>>>>>

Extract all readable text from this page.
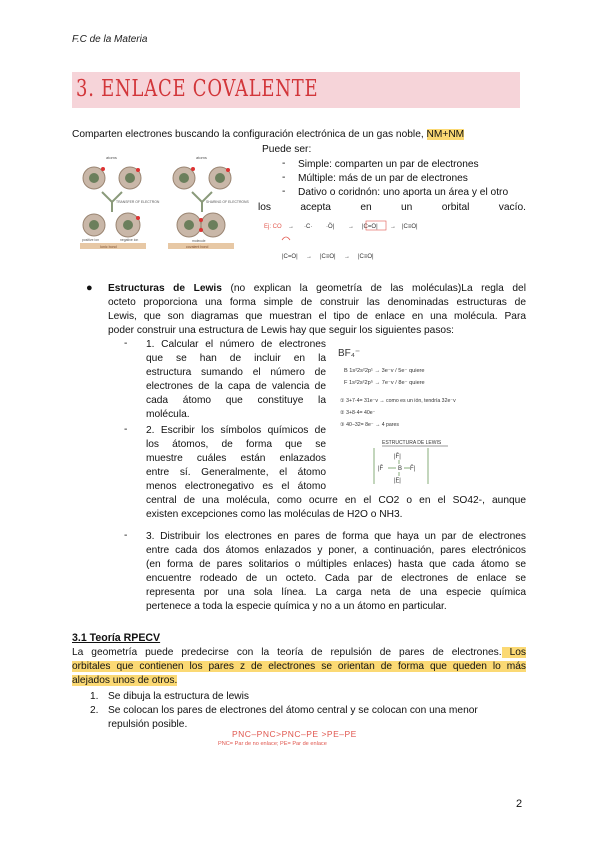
F.C de la Materia
3. ENLACE COVALENTE
Comparten electrones buscando la configuración electrónica de un gas noble, NM+NM
atoms
TRANSFER OF ELECTRON
positive ion	negative ion
Ionic bond
atoms
SHARING OF ELECTRONS
molecule
covalent bond
Puede ser:
- Simple: comparten un par de electrones
- Múltiple: más de un par de electrones
- Dativo o coridnón: uno aporta un área y el otro
los	acepta	en	un	orbital	vacío.
Ej: CO → ·C· ·Ö| → |C=O| → |C≡O|
|C=O| → |C≡O| → |C≡O|
● Estructuras de Lewis (no explican la geometría de las moléculas)La regla del
octeto proporciona una forma simple de construir las denominadas estructuras de
Lewis, que son diagramas que muestran el tipo de enlace en una molécula. Para
poder construir una estructura de Lewis hay que seguir los siguientes pasos:
- 1. Calcular el número de electrones
que se han de incluir en la
estructura sumando el número de
electrones de la capa de valencia de
cada átomo que constituye la
molécula.
- 2. Escribir los símbolos químicos de
los átomos, de forma que se
muestre cuáles están enlazados
entre sí. Generalmente, el átomo
menos electronegativo es el átomo
central de una molécula, como ocurre en el CO2 o en el SO42-, aunque
existen excepciones como las moléculas de H2O o NH3.
BF₄⁻
B 1s²2s²2p¹ → 3e⁻v / 5e⁻ quiere
F 1s²2s²2p⁵ → 7e⁻v / 8e⁻ quiere
① 3+7·4= 31e⁻v → como es un ión, tendría 32e⁻v
② 3+8·4= 40e⁻
③ 40−32= 8e⁻ → 4 pares
ESTRUCTURA DE LEWIS
|F̄|
|F̄ B F̄|
|F̲|
- 3. Distribuir los electrones en pares de forma que haya un par de electrones
entre cada dos átomos enlazados y poner, a continuación, pares electrónicos
(en forma de pares solitarios o múltiples enlaces) hasta que cada átomo se
encuentre rodeado de un octeto. Cada par de electrones de enlace se
representa por una sola línea. La carga neta de una especie química
pertenece a toda la especie química y no a un átomo en particular.
3.1 Teoría RPECV
La geometría puede predecirse con la teoría de repulsión de pares de electrones. Los
orbitales que contienen los pares z de electrones se orientan de forma que queden lo más
alejados unos de otros.
1. Se dibuja la estructura de lewis
2. Se colocan los pares de electrones del átomo central y se colocan con una menor
repulsión posible.
PNC–PNC>PNC–PE >PE–PE
PNC= Par de no enlace; PE= Par de enlace
2
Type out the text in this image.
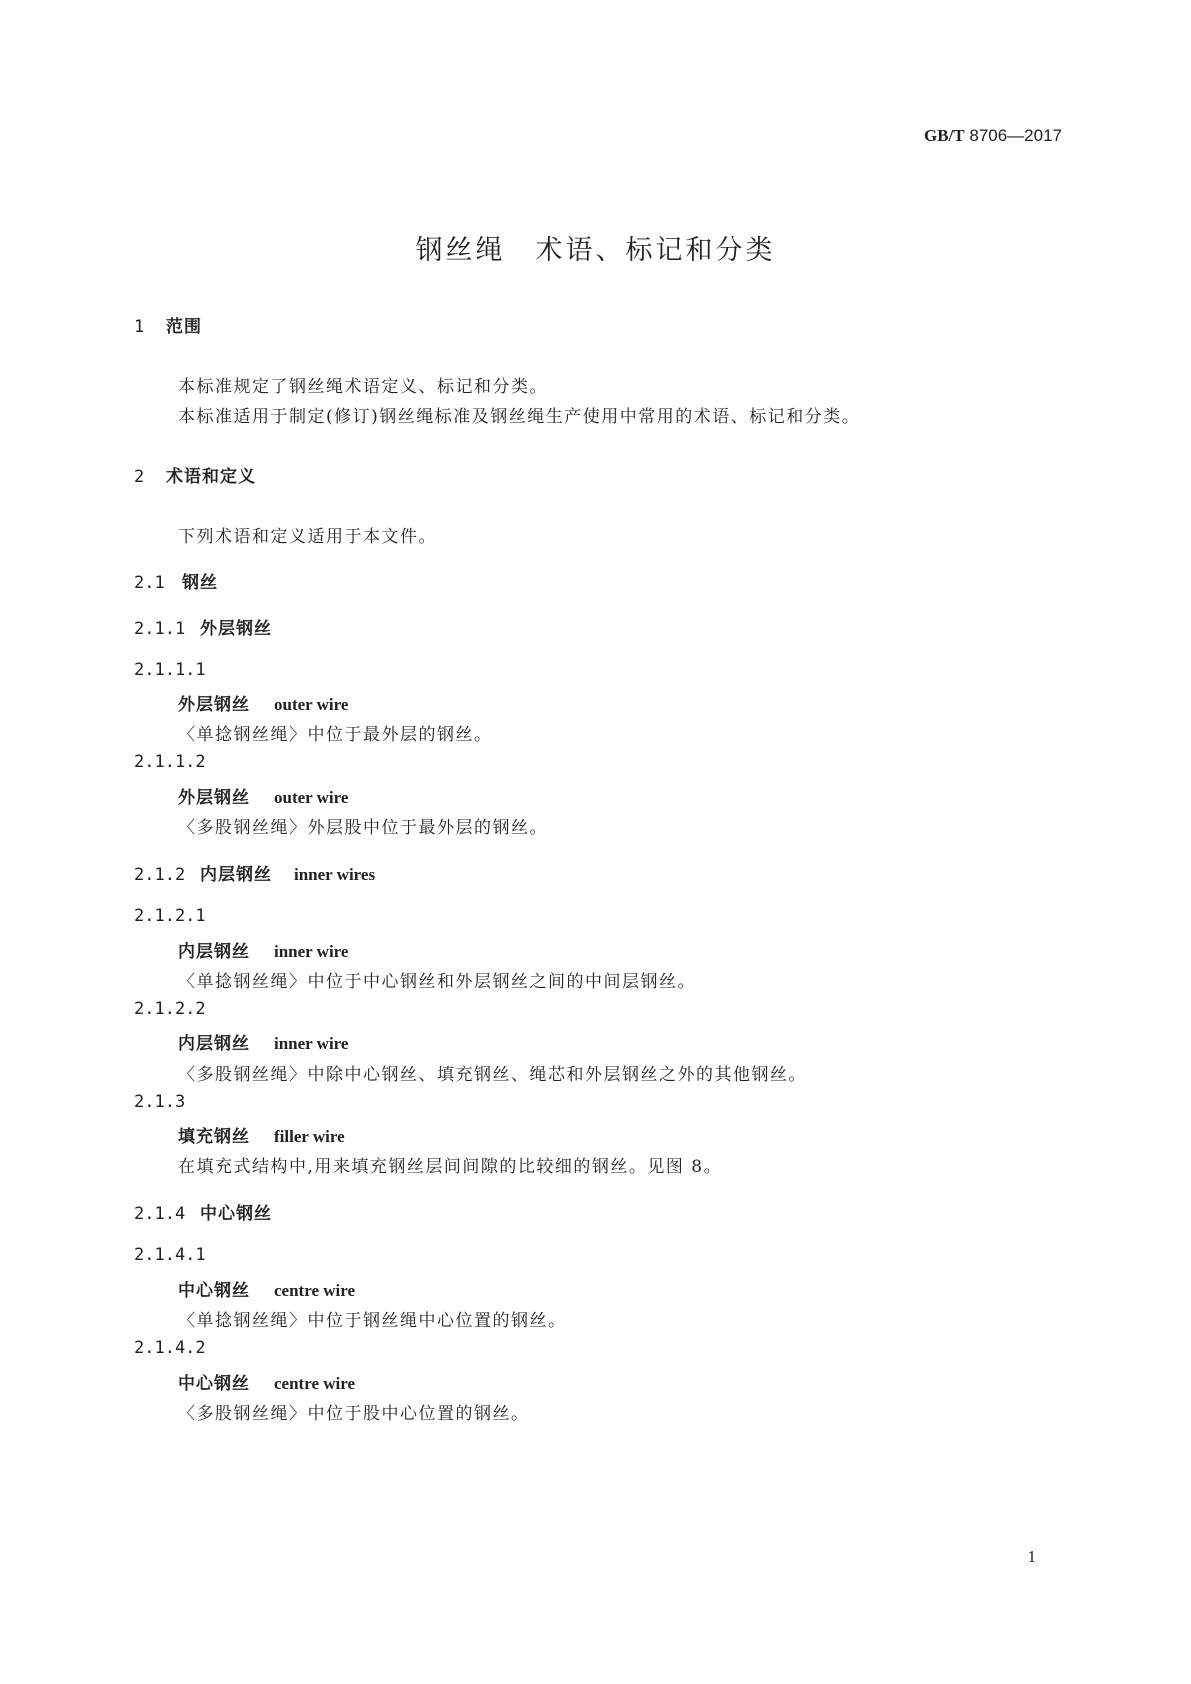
GB/T 8706—2017
钢丝绳 术语、标记和分类
1 范围
本标准规定了钢丝绳术语定义、标记和分类。
本标准适用于制定(修订)钢丝绳标准及钢丝绳生产使用中常用的术语、标记和分类。
2 术语和定义
下列术语和定义适用于本文件。
2.1 钢丝
2.1.1 外层钢丝
2.1.1.1
外层钢丝 outer wire
〈单捻钢丝绳〉中位于最外层的钢丝。
2.1.1.2
外层钢丝 outer wire
〈多股钢丝绳〉外层股中位于最外层的钢丝。
2.1.2 内层钢丝 inner wires
2.1.2.1
内层钢丝 inner wire
〈单捻钢丝绳〉中位于中心钢丝和外层钢丝之间的中间层钢丝。
2.1.2.2
内层钢丝 inner wire
〈多股钢丝绳〉中除中心钢丝、填充钢丝、绳芯和外层钢丝之外的其他钢丝。
2.1.3
填充钢丝 filler wire
在填充式结构中,用来填充钢丝层间间隙的比较细的钢丝。见图 8。
2.1.4 中心钢丝
2.1.4.1
中心钢丝 centre wire
〈单捻钢丝绳〉中位于钢丝绳中心位置的钢丝。
2.1.4.2
中心钢丝 centre wire
〈多股钢丝绳〉中位于股中心位置的钢丝。
1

<<<<<

[CHALLENGE]: Go through the listing above and write it out again exactly, dropping the pictures.

[THE RESPONSE]:
Extract all readable text from this page.
F.C de la Materia
3. ENLACE COVALENTE
Comparten electrones buscando la configuración electrónica de un gas noble, NM+NM
atoms
TRANSFER OF ELECTRON
positive ion	negative ion
Ionic bond
atoms
SHARING OF ELECTRONS
molecule
covalent bond
Puede ser:
- Simple: comparten un par de electrones
- Múltiple: más de un par de electrones
- Dativo o coridnón: uno aporta un área y el otro
los	acepta	en	un	orbital	vacío.
Ej: CO → ·C· ·Ö| → |C=O| → |C≡O|
|C=O| → |C≡O| → |C≡O|
● Estructuras de Lewis (no explican la geometría de las moléculas)La regla del
octeto proporciona una forma simple de construir las denominadas estructuras de
Lewis, que son diagramas que muestran el tipo de enlace en una molécula. Para
poder construir una estructura de Lewis hay que seguir los siguientes pasos:
- 1. Calcular el número de electrones
que se han de incluir en la
estructura sumando el número de
electrones de la capa de valencia de
cada átomo que constituye la
molécula.
- 2. Escribir los símbolos químicos de
los átomos, de forma que se
muestre cuáles están enlazados
entre sí. Generalmente, el átomo
menos electronegativo es el átomo
central de una molécula, como ocurre en el CO2 o en el SO42-, aunque
existen excepciones como las moléculas de H2O o NH3.
BF₄⁻
B 1s²2s²2p¹ → 3e⁻v / 5e⁻ quiere
F 1s²2s²2p⁵ → 7e⁻v / 8e⁻ quiere
① 3+7·4= 31e⁻v → como es un ión, tendría 32e⁻v
② 3+8·4= 40e⁻
③ 40−32= 8e⁻ → 4 pares
ESTRUCTURA DE LEWIS
|F̄|
|F̄ B F̄|
|F̲|
- 3. Distribuir los electrones en pares de forma que haya un par de electrones
entre cada dos átomos enlazados y poner, a continuación, pares electrónicos
(en forma de pares solitarios o múltiples enlaces) hasta que cada átomo se
encuentre rodeado de un octeto. Cada par de electrones de enlace se
representa por una sola línea. La carga neta de una especie química
pertenece a toda la especie química y no a un átomo en particular.
3.1 Teoría RPECV
La geometría puede predecirse con la teoría de repulsión de pares de electrones. Los
orbitales que contienen los pares z de electrones se orientan de forma que queden lo más
alejados unos de otros.
1. Se dibuja la estructura de lewis
2. Se colocan los pares de electrones del átomo central y se colocan con una menor
repulsión posible.
PNC–PNC>PNC–PE >PE–PE
PNC= Par de no enlace; PE= Par de enlace
2
Type out the text in this image.
GB/T 8706—2017
钢丝绳 术语、标记和分类
1 范围
本标准规定了钢丝绳术语定义、标记和分类。
本标准适用于制定(修订)钢丝绳标准及钢丝绳生产使用中常用的术语、标记和分类。
2 术语和定义
下列术语和定义适用于本文件。
2.1 钢丝
2.1.1 外层钢丝
2.1.1.1
外层钢丝 outer wire
〈单捻钢丝绳〉中位于最外层的钢丝。
2.1.1.2
外层钢丝 outer wire
〈多股钢丝绳〉外层股中位于最外层的钢丝。
2.1.2 内层钢丝 inner wires
2.1.2.1
内层钢丝 inner wire
〈单捻钢丝绳〉中位于中心钢丝和外层钢丝之间的中间层钢丝。
2.1.2.2
内层钢丝 inner wire
〈多股钢丝绳〉中除中心钢丝、填充钢丝、绳芯和外层钢丝之外的其他钢丝。
2.1.3
填充钢丝 filler wire
在填充式结构中,用来填充钢丝层间间隙的比较细的钢丝。见图 8。
2.1.4 中心钢丝
2.1.4.1
中心钢丝 centre wire
〈单捻钢丝绳〉中位于钢丝绳中心位置的钢丝。
2.1.4.2
中心钢丝 centre wire
〈多股钢丝绳〉中位于股中心位置的钢丝。
1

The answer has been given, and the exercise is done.